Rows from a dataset

(begin)

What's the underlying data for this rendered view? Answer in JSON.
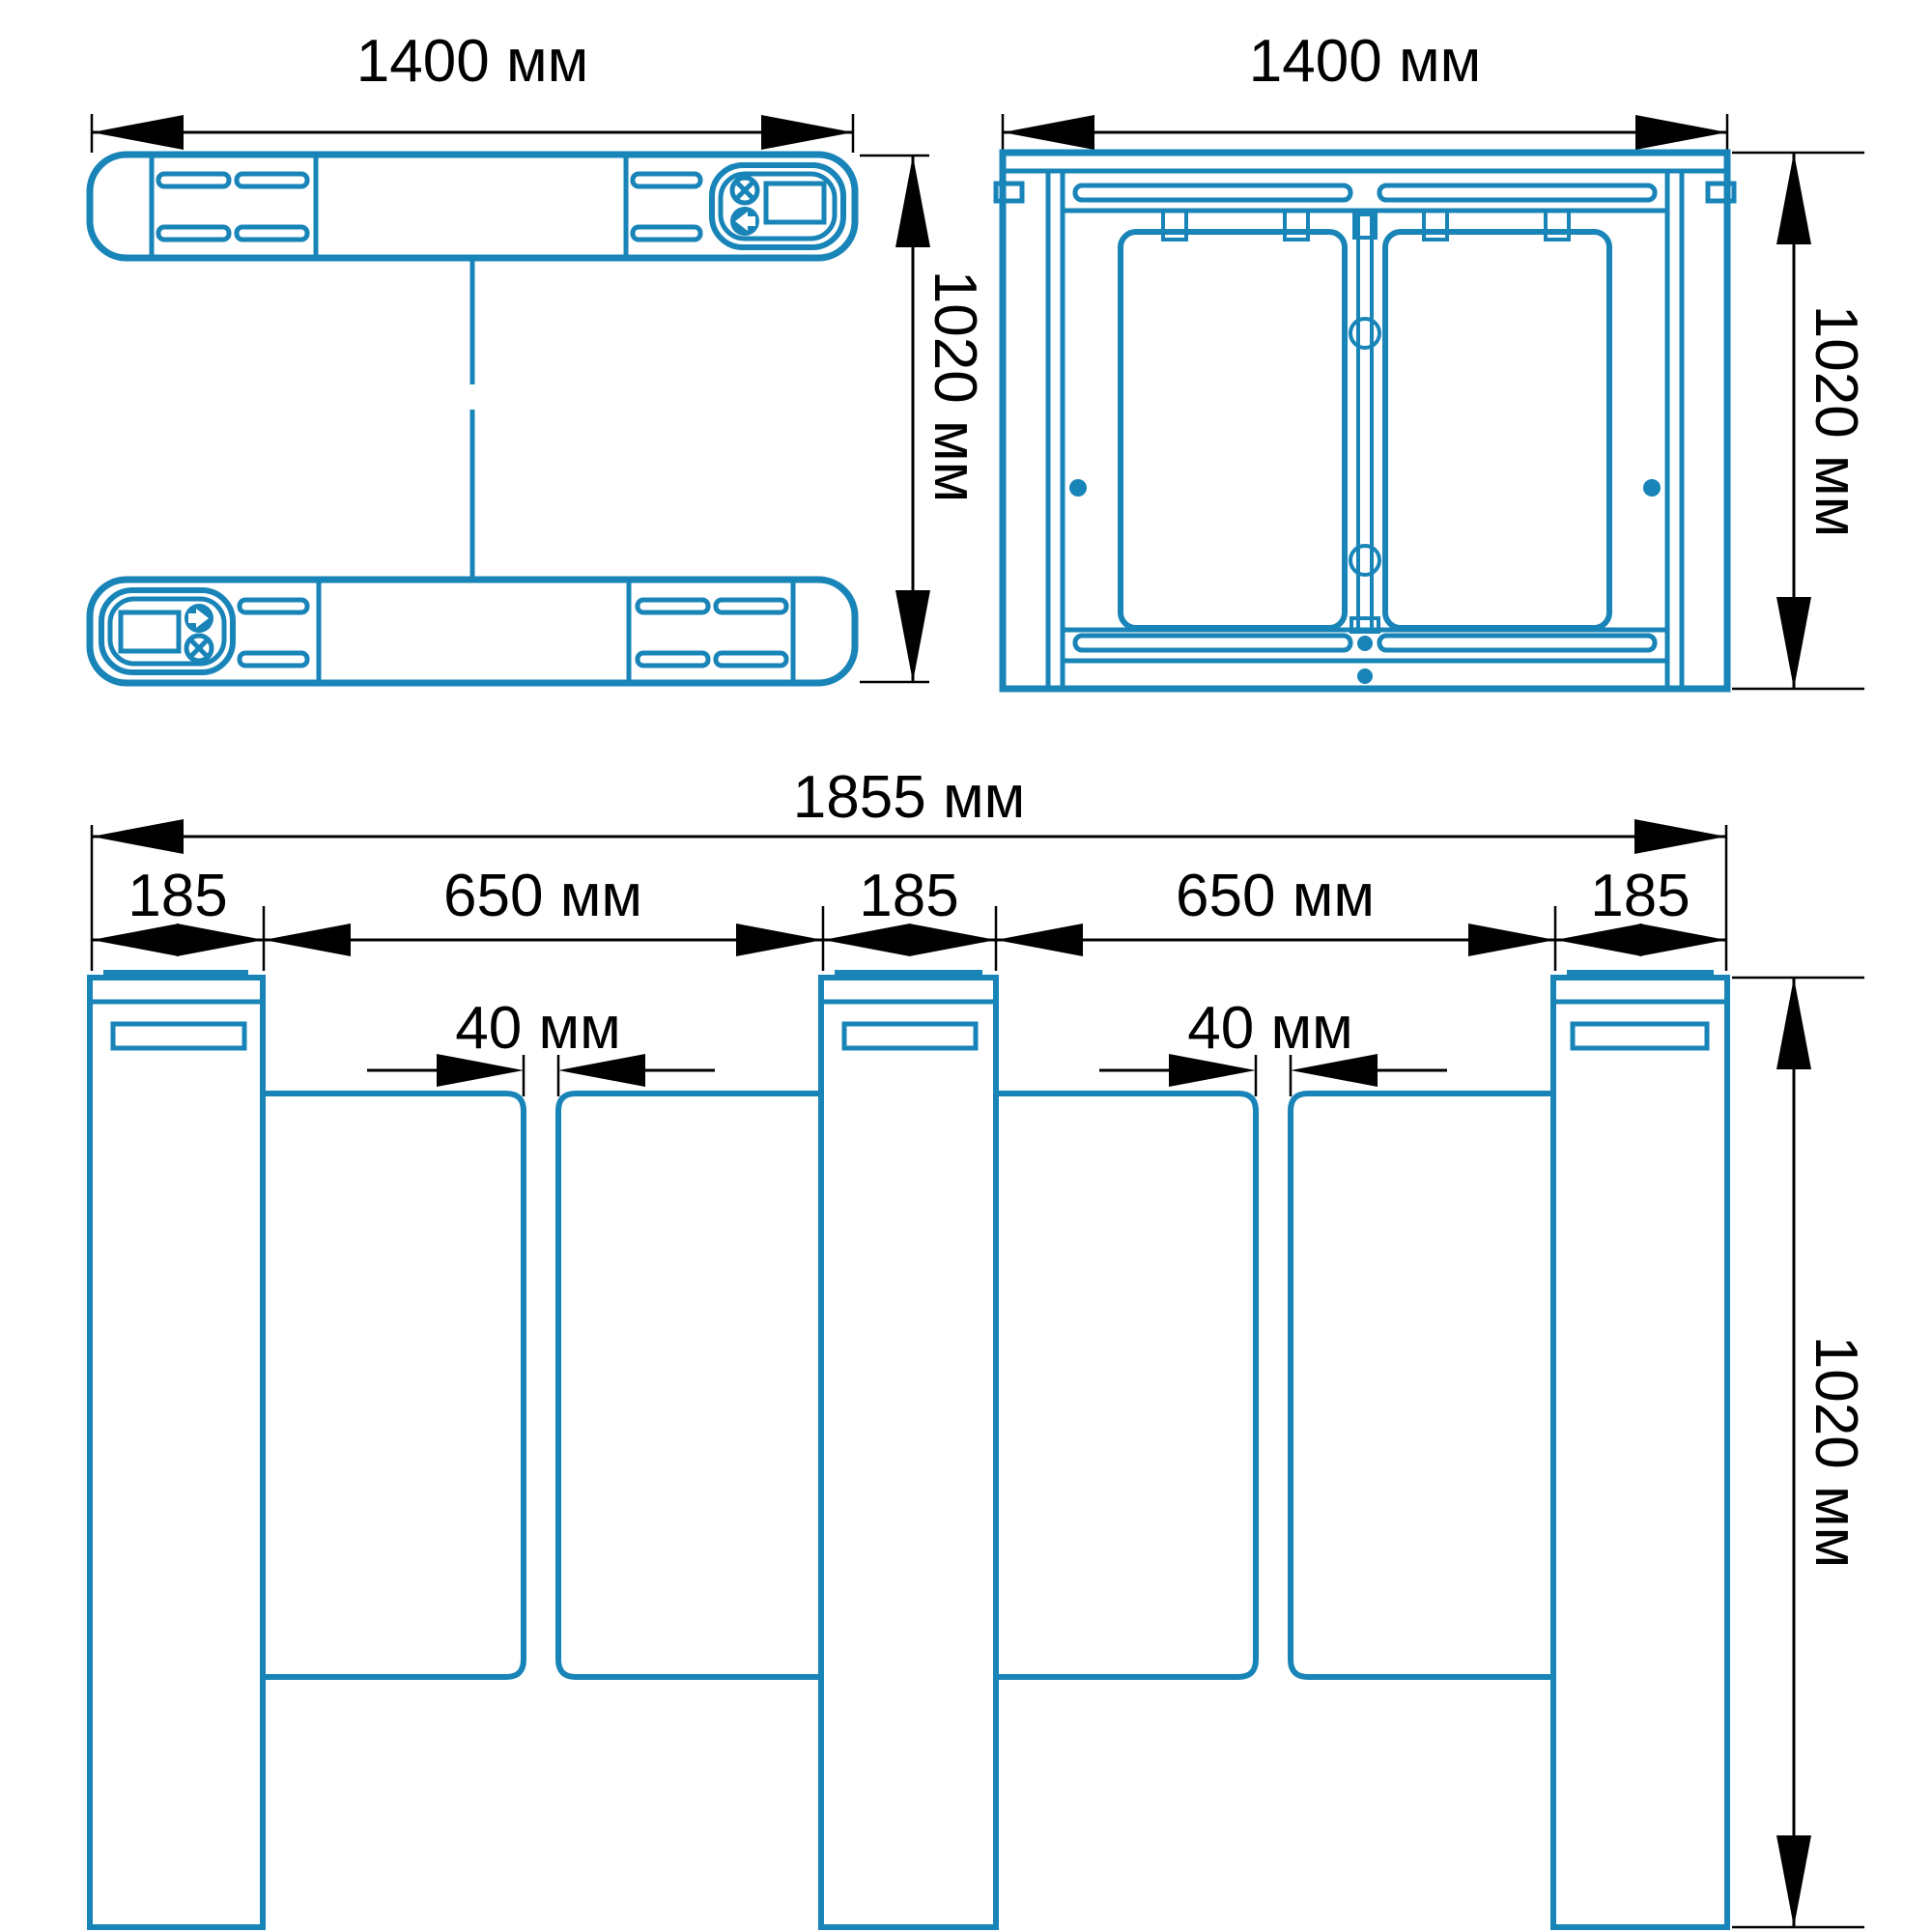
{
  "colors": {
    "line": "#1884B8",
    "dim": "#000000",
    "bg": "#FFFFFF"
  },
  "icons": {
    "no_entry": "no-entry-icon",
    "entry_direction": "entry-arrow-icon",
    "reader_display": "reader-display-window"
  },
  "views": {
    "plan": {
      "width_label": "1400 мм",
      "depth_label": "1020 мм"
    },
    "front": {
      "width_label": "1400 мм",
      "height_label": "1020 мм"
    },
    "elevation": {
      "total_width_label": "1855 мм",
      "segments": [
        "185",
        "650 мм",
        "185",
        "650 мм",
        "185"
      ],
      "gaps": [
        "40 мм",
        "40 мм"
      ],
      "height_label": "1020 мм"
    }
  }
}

(end)

Set exercise
Reproduce the listing exactly. Leave its pictures out.

Task output
What's the underlying data for this rendered view? Answer in JSON.
{
  "colors": {
    "line": "#1884B8",
    "dim": "#000000",
    "bg": "#FFFFFF"
  },
  "icons": {
    "no_entry": "no-entry-icon",
    "entry_direction": "entry-arrow-icon",
    "reader_display": "reader-display-window"
  },
  "views": {
    "plan": {
      "width_label": "1400 мм",
      "depth_label": "1020 мм"
    },
    "front": {
      "width_label": "1400 мм",
      "height_label": "1020 мм"
    },
    "elevation": {
      "total_width_label": "1855 мм",
      "segments": [
        "185",
        "650 мм",
        "185",
        "650 мм",
        "185"
      ],
      "gaps": [
        "40 мм",
        "40 мм"
      ],
      "height_label": "1020 мм"
    }
  }
}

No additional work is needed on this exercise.